Dataset entries

────

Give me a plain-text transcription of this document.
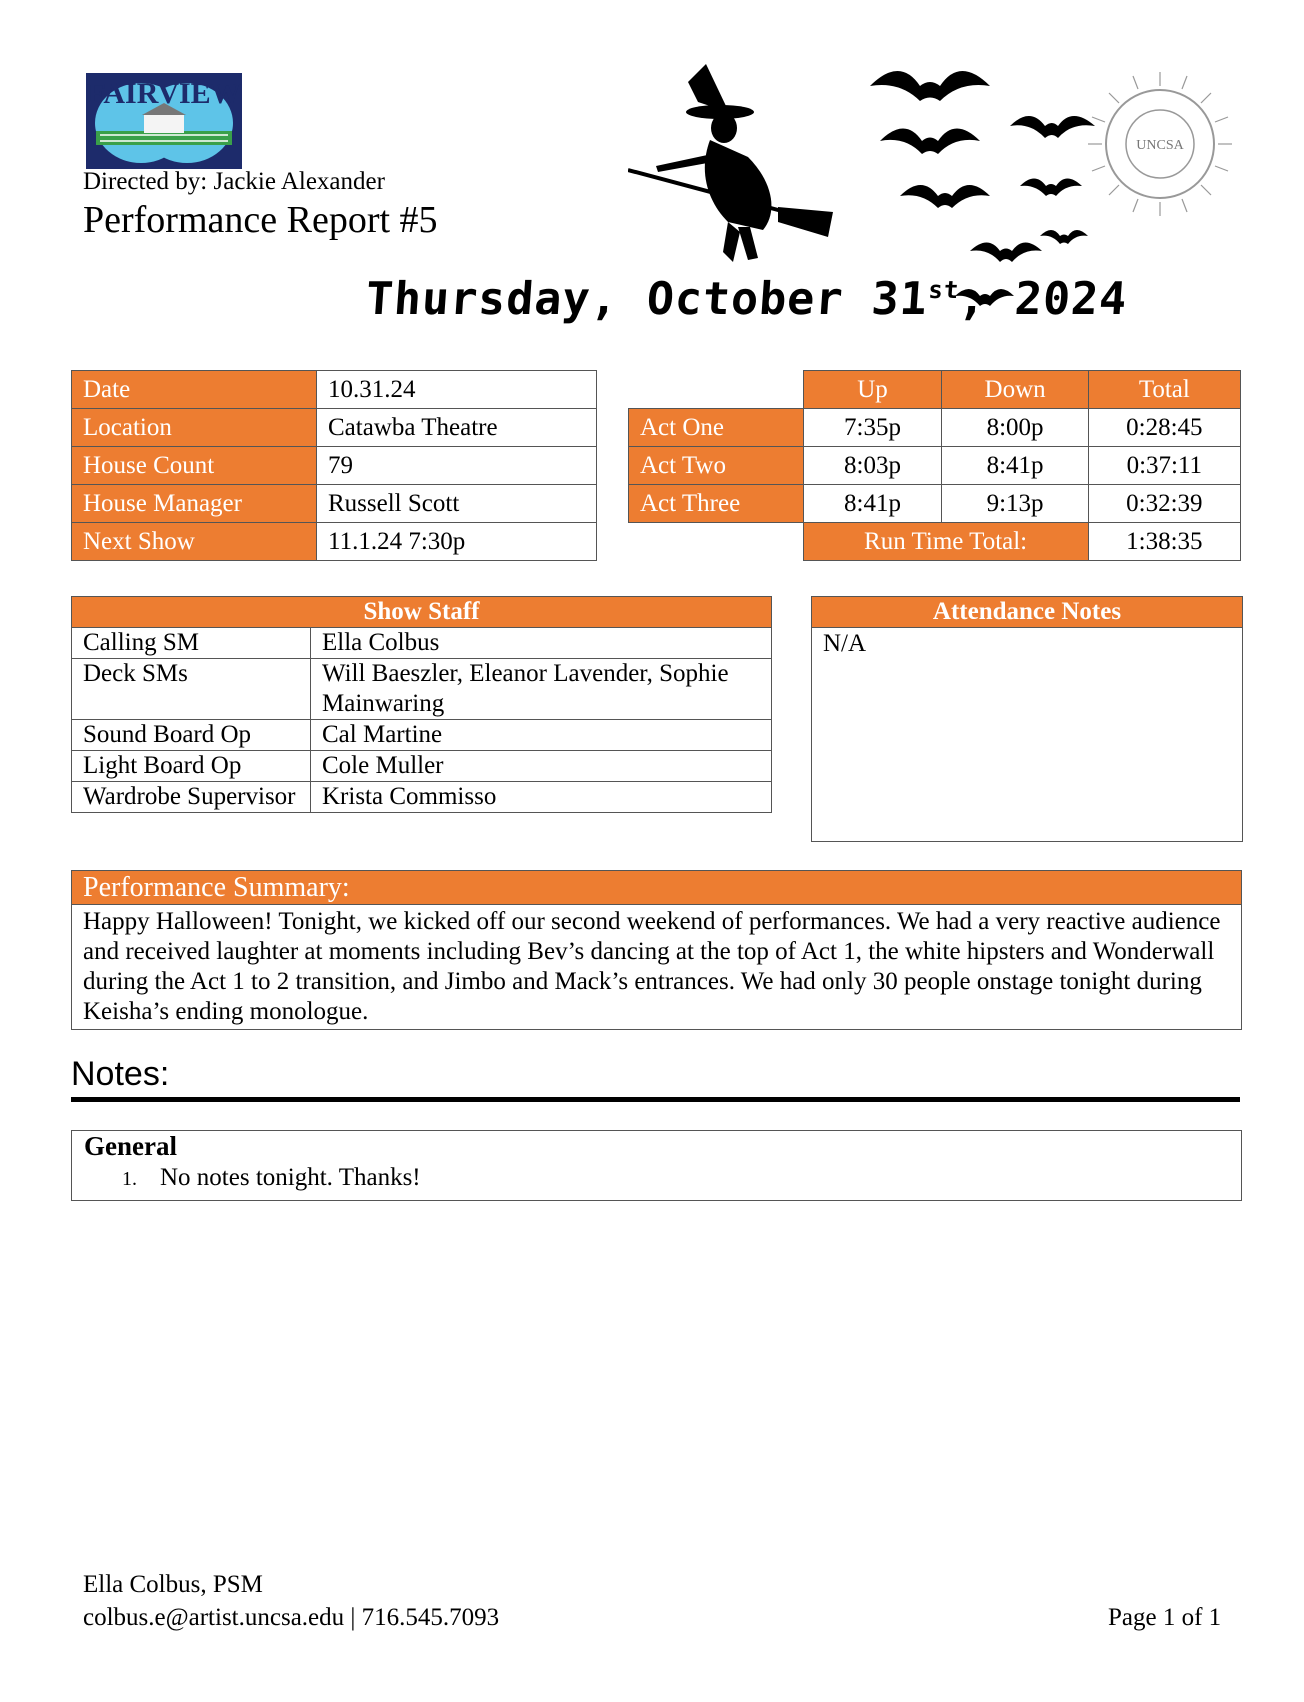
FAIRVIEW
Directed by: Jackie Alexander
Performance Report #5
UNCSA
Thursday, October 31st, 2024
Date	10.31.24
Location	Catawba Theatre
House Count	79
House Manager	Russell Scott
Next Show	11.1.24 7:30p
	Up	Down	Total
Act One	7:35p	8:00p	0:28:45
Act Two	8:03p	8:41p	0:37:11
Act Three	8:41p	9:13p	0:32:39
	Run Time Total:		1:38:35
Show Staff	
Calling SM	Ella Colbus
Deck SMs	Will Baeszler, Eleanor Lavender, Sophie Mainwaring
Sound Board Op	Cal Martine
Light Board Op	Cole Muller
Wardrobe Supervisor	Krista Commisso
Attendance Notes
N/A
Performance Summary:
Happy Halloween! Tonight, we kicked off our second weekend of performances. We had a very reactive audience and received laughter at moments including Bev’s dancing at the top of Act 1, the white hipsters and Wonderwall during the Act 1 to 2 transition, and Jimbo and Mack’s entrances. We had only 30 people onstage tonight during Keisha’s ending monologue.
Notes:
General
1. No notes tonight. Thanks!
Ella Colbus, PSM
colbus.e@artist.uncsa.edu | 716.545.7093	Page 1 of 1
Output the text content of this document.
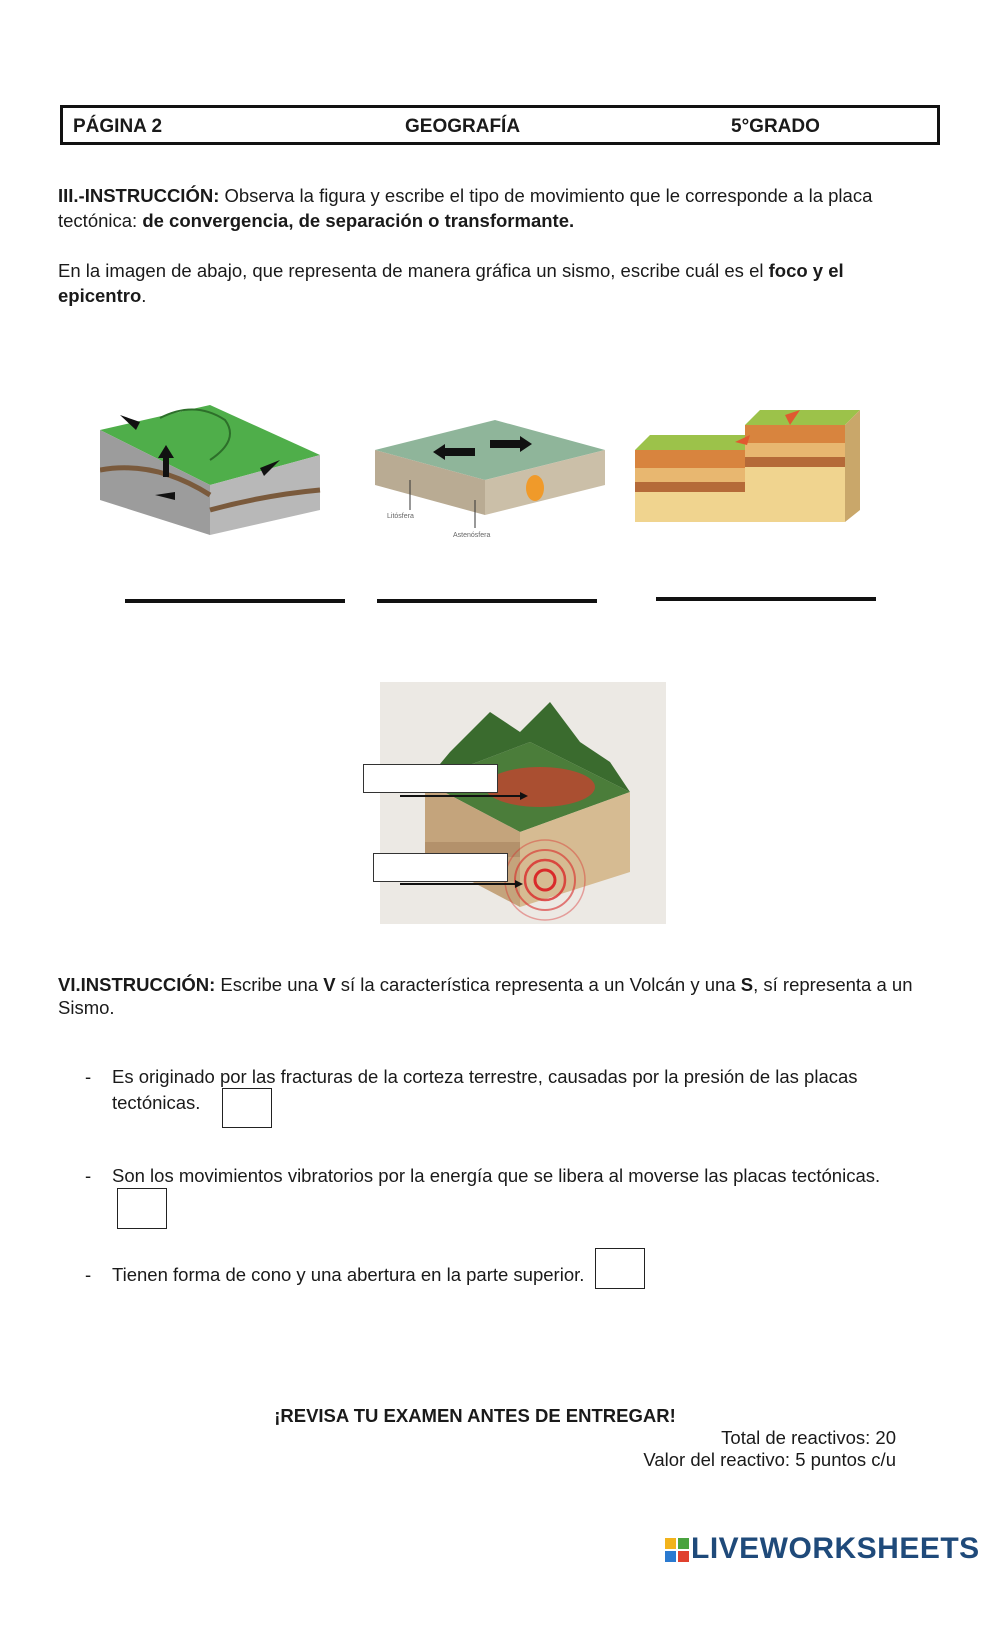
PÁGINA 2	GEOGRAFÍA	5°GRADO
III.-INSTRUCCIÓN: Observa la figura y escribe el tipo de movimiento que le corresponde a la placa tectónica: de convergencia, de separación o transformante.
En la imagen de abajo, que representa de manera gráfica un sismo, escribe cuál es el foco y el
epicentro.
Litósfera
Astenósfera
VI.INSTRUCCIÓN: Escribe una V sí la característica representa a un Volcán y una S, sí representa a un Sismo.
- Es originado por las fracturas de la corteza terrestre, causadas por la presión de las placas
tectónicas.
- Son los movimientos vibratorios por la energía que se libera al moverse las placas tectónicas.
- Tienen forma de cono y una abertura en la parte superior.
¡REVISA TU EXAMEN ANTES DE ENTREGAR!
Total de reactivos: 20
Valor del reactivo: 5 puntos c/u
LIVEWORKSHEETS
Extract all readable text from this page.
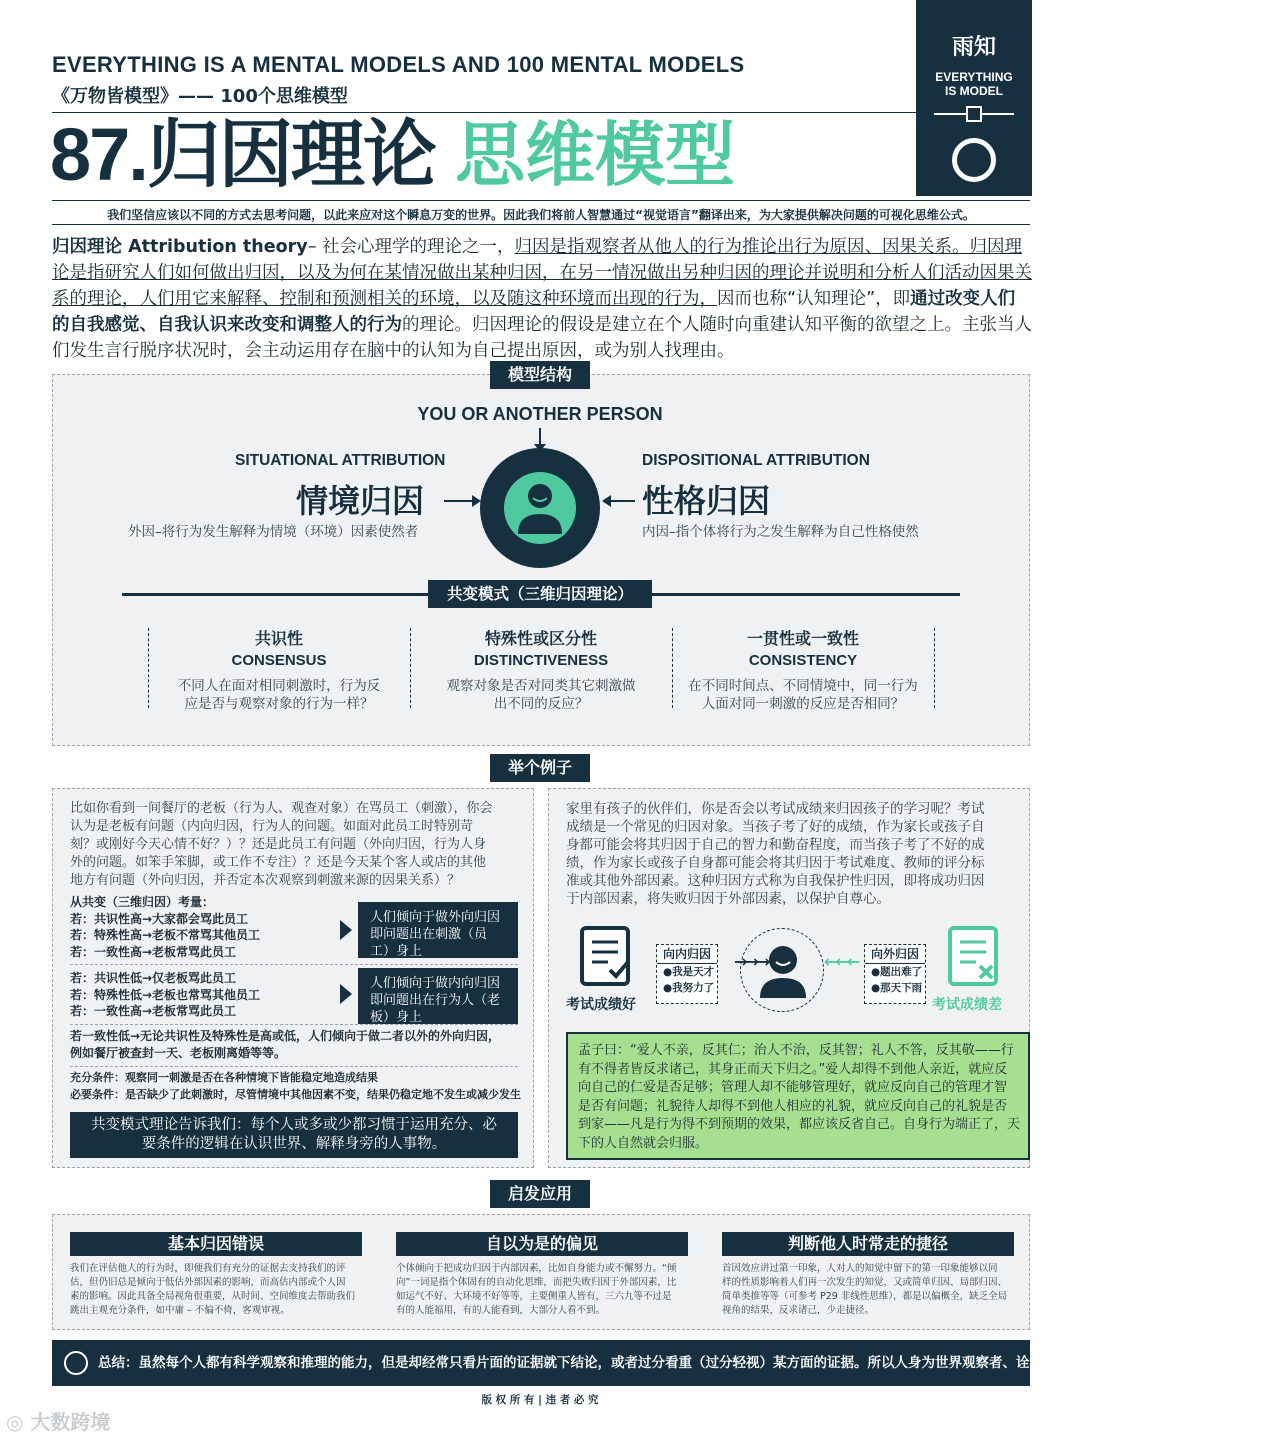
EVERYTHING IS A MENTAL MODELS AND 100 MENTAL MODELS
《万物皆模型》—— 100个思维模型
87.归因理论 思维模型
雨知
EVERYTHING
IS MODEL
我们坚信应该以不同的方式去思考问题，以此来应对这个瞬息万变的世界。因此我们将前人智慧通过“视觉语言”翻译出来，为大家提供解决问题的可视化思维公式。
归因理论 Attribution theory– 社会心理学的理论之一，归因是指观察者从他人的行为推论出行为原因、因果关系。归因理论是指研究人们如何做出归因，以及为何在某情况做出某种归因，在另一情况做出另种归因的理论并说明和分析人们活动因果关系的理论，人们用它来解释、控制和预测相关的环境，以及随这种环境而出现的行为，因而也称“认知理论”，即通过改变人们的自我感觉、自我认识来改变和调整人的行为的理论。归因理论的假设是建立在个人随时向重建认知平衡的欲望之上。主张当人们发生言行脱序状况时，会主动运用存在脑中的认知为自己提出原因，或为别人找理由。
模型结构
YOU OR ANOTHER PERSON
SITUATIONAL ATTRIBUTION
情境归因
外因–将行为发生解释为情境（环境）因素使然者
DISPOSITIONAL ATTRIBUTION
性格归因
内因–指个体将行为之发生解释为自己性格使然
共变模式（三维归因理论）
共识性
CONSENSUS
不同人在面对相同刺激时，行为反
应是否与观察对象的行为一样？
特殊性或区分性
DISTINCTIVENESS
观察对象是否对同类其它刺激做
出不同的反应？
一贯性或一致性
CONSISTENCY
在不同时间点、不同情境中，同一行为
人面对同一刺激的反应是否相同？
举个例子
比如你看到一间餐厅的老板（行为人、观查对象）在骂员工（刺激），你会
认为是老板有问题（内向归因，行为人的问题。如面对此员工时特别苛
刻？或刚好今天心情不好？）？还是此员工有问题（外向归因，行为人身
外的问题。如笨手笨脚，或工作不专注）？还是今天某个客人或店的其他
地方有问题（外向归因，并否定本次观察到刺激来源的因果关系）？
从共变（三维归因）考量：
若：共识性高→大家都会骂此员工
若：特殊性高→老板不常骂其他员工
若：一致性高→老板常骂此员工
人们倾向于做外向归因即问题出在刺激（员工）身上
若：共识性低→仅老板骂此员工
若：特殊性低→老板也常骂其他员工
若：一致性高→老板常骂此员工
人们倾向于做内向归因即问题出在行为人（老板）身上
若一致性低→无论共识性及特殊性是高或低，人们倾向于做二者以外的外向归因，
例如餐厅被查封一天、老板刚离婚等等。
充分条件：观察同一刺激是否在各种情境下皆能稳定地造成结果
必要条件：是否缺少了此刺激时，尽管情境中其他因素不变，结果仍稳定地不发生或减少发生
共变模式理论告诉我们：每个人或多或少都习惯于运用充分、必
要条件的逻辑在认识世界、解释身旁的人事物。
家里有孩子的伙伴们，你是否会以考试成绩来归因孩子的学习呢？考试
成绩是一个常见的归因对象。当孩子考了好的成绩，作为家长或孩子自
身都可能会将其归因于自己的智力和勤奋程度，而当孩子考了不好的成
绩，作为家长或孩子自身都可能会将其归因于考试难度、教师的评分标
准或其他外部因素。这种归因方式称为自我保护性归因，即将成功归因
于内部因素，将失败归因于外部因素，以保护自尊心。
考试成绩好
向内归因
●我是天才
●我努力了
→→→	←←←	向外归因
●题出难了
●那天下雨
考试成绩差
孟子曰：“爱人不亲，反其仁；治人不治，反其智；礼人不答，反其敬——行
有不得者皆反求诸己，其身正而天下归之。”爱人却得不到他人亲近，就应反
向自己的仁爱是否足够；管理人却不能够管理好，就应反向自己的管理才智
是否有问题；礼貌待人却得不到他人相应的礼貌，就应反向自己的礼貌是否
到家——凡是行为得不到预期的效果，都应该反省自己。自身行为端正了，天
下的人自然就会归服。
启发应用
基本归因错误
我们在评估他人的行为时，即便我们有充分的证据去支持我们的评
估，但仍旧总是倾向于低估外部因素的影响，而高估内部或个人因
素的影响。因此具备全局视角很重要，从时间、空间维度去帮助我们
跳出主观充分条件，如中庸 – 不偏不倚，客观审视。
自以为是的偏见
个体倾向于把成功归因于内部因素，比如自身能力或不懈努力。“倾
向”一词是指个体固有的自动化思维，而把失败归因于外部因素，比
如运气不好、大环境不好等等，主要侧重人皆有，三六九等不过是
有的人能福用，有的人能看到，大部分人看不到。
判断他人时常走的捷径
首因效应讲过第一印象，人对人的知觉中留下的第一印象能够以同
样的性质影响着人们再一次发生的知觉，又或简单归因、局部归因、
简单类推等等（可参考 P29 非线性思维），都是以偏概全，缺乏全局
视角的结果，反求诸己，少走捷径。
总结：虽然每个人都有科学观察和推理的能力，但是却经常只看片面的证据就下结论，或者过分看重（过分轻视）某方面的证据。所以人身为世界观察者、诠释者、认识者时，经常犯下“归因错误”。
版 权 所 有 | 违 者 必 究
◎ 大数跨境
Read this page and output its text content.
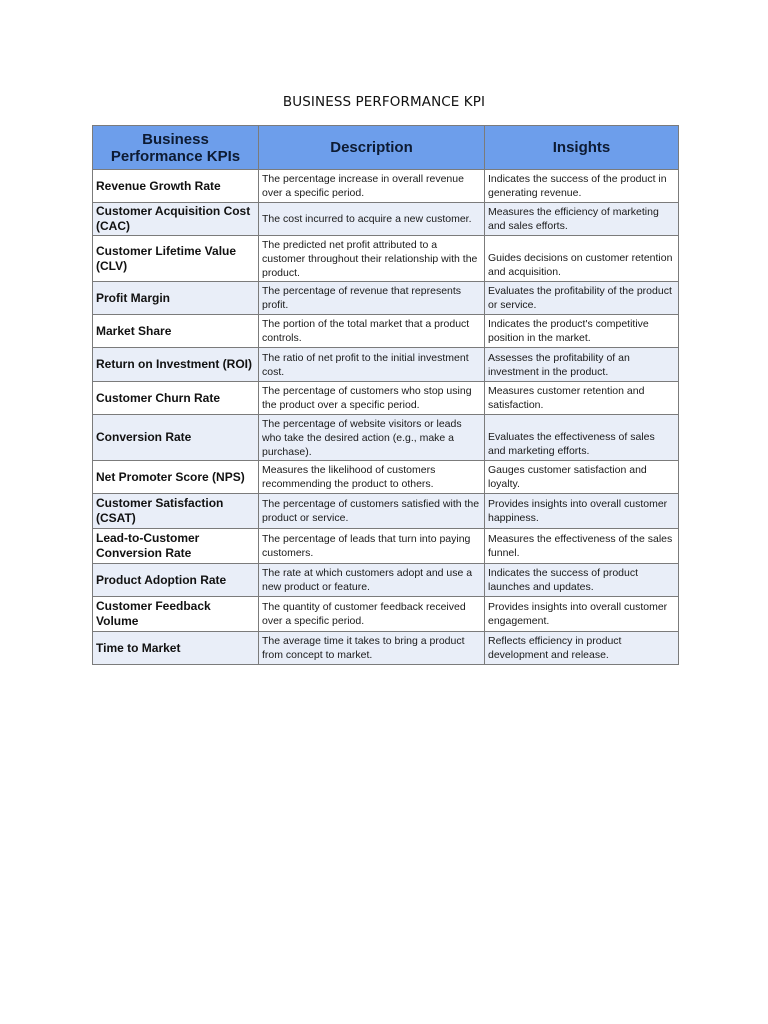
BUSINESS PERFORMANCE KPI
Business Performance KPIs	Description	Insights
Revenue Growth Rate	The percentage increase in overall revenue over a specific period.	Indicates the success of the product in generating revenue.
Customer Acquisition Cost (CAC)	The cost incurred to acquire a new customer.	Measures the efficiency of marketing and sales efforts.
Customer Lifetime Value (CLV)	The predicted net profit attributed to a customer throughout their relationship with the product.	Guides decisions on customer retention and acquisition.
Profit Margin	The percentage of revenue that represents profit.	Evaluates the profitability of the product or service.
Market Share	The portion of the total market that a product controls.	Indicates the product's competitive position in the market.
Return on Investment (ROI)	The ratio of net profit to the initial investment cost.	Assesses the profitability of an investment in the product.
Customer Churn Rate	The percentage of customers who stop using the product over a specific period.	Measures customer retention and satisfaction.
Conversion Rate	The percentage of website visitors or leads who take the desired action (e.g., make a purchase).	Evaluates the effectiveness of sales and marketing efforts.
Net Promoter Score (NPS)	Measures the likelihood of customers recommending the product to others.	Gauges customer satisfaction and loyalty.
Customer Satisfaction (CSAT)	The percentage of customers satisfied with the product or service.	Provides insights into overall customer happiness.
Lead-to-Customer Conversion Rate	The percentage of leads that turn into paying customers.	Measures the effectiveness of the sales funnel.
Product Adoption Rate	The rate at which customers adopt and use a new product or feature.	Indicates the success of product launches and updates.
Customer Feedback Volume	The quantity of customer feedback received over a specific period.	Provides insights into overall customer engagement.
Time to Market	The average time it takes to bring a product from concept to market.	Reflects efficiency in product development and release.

────

*WHAT YOU NEED TO DO*:
Your task is to repeat exactly the lines from the one containing "Read this page and output its text content." through the end of the material, both included, and only those, without pictures.

*FINAL RESULT*:
Read this page and output its text content.
BUSINESS PERFORMANCE KPI
Business Performance KPIs	Description	Insights
Revenue Growth Rate	The percentage increase in overall revenue over a specific period.	Indicates the success of the product in generating revenue.
Customer Acquisition Cost (CAC)	The cost incurred to acquire a new customer.	Measures the efficiency of marketing and sales efforts.
Customer Lifetime Value (CLV)	The predicted net profit attributed to a customer throughout their relationship with the product.	Guides decisions on customer retention and acquisition.
Profit Margin	The percentage of revenue that represents profit.	Evaluates the profitability of the product or service.
Market Share	The portion of the total market that a product controls.	Indicates the product's competitive position in the market.
Return on Investment (ROI)	The ratio of net profit to the initial investment cost.	Assesses the profitability of an investment in the product.
Customer Churn Rate	The percentage of customers who stop using the product over a specific period.	Measures customer retention and satisfaction.
Conversion Rate	The percentage of website visitors or leads who take the desired action (e.g., make a purchase).	Evaluates the effectiveness of sales and marketing efforts.
Net Promoter Score (NPS)	Measures the likelihood of customers recommending the product to others.	Gauges customer satisfaction and loyalty.
Customer Satisfaction (CSAT)	The percentage of customers satisfied with the product or service.	Provides insights into overall customer happiness.
Lead-to-Customer Conversion Rate	The percentage of leads that turn into paying customers.	Measures the effectiveness of the sales funnel.
Product Adoption Rate	The rate at which customers adopt and use a new product or feature.	Indicates the success of product launches and updates.
Customer Feedback Volume	The quantity of customer feedback received over a specific period.	Provides insights into overall customer engagement.
Time to Market	The average time it takes to bring a product from concept to market.	Reflects efficiency in product development and release.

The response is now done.